(What is asked) Each record is to be printed again precisely as it reads.

(Material provided)
━━━

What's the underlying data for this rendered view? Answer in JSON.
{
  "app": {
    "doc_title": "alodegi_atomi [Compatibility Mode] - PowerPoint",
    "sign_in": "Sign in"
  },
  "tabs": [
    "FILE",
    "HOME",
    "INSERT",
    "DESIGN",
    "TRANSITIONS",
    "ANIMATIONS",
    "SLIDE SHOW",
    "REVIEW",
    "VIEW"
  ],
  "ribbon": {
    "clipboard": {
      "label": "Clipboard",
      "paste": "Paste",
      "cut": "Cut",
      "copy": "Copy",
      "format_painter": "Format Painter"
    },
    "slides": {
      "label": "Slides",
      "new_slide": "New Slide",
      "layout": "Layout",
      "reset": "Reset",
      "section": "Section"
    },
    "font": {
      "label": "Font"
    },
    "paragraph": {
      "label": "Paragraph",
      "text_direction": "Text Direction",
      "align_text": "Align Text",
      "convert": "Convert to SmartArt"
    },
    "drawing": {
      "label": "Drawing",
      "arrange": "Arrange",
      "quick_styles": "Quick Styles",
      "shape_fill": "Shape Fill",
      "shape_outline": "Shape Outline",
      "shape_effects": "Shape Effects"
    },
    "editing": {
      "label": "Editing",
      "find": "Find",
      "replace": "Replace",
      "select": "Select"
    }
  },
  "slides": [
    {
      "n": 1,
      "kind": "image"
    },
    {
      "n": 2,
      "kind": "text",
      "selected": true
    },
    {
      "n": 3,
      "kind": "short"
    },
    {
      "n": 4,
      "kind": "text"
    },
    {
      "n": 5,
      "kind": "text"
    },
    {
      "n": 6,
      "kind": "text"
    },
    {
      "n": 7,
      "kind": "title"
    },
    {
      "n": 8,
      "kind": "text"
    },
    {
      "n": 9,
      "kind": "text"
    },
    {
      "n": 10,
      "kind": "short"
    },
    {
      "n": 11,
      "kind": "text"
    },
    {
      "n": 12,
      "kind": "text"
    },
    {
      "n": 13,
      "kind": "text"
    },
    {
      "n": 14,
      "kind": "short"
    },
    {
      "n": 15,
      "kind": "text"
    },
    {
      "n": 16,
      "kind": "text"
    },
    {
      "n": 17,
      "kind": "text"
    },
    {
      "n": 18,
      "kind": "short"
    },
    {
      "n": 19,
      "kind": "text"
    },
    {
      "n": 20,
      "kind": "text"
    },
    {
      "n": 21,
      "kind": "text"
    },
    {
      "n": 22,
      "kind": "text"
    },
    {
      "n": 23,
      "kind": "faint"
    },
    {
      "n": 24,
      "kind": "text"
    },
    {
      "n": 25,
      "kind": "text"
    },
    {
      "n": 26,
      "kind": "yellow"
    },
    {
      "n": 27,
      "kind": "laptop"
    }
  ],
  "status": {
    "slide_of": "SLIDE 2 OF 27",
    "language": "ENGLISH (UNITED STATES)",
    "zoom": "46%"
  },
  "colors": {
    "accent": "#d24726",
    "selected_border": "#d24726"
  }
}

━━━

(Expected output)
What's the underlying data for this rendered view? Answer in JSON.
{
  "app": {
    "doc_title": "alodegi_atomi [Compatibility Mode] - PowerPoint",
    "sign_in": "Sign in"
  },
  "tabs": [
    "FILE",
    "HOME",
    "INSERT",
    "DESIGN",
    "TRANSITIONS",
    "ANIMATIONS",
    "SLIDE SHOW",
    "REVIEW",
    "VIEW"
  ],
  "ribbon": {
    "clipboard": {
      "label": "Clipboard",
      "paste": "Paste",
      "cut": "Cut",
      "copy": "Copy",
      "format_painter": "Format Painter"
    },
    "slides": {
      "label": "Slides",
      "new_slide": "New Slide",
      "layout": "Layout",
      "reset": "Reset",
      "section": "Section"
    },
    "font": {
      "label": "Font"
    },
    "paragraph": {
      "label": "Paragraph",
      "text_direction": "Text Direction",
      "align_text": "Align Text",
      "convert": "Convert to SmartArt"
    },
    "drawing": {
      "label": "Drawing",
      "arrange": "Arrange",
      "quick_styles": "Quick Styles",
      "shape_fill": "Shape Fill",
      "shape_outline": "Shape Outline",
      "shape_effects": "Shape Effects"
    },
    "editing": {
      "label": "Editing",
      "find": "Find",
      "replace": "Replace",
      "select": "Select"
    }
  },
  "slides": [
    {
      "n": 1,
      "kind": "image"
    },
    {
      "n": 2,
      "kind": "text",
      "selected": true
    },
    {
      "n": 3,
      "kind": "short"
    },
    {
      "n": 4,
      "kind": "text"
    },
    {
      "n": 5,
      "kind": "text"
    },
    {
      "n": 6,
      "kind": "text"
    },
    {
      "n": 7,
      "kind": "title"
    },
    {
      "n": 8,
      "kind": "text"
    },
    {
      "n": 9,
      "kind": "text"
    },
    {
      "n": 10,
      "kind": "short"
    },
    {
      "n": 11,
      "kind": "text"
    },
    {
      "n": 12,
      "kind": "text"
    },
    {
      "n": 13,
      "kind": "text"
    },
    {
      "n": 14,
      "kind": "short"
    },
    {
      "n": 15,
      "kind": "text"
    },
    {
      "n": 16,
      "kind": "text"
    },
    {
      "n": 17,
      "kind": "text"
    },
    {
      "n": 18,
      "kind": "short"
    },
    {
      "n": 19,
      "kind": "text"
    },
    {
      "n": 20,
      "kind": "text"
    },
    {
      "n": 21,
      "kind": "text"
    },
    {
      "n": 22,
      "kind": "text"
    },
    {
      "n": 23,
      "kind": "faint"
    },
    {
      "n": 24,
      "kind": "text"
    },
    {
      "n": 25,
      "kind": "text"
    },
    {
      "n": 26,
      "kind": "yellow"
    },
    {
      "n": 27,
      "kind": "laptop"
    }
  ],
  "status": {
    "slide_of": "SLIDE 2 OF 27",
    "language": "ENGLISH (UNITED STATES)",
    "zoom": "46%"
  },
  "colors": {
    "accent": "#d24726",
    "selected_border": "#d24726"
  }
}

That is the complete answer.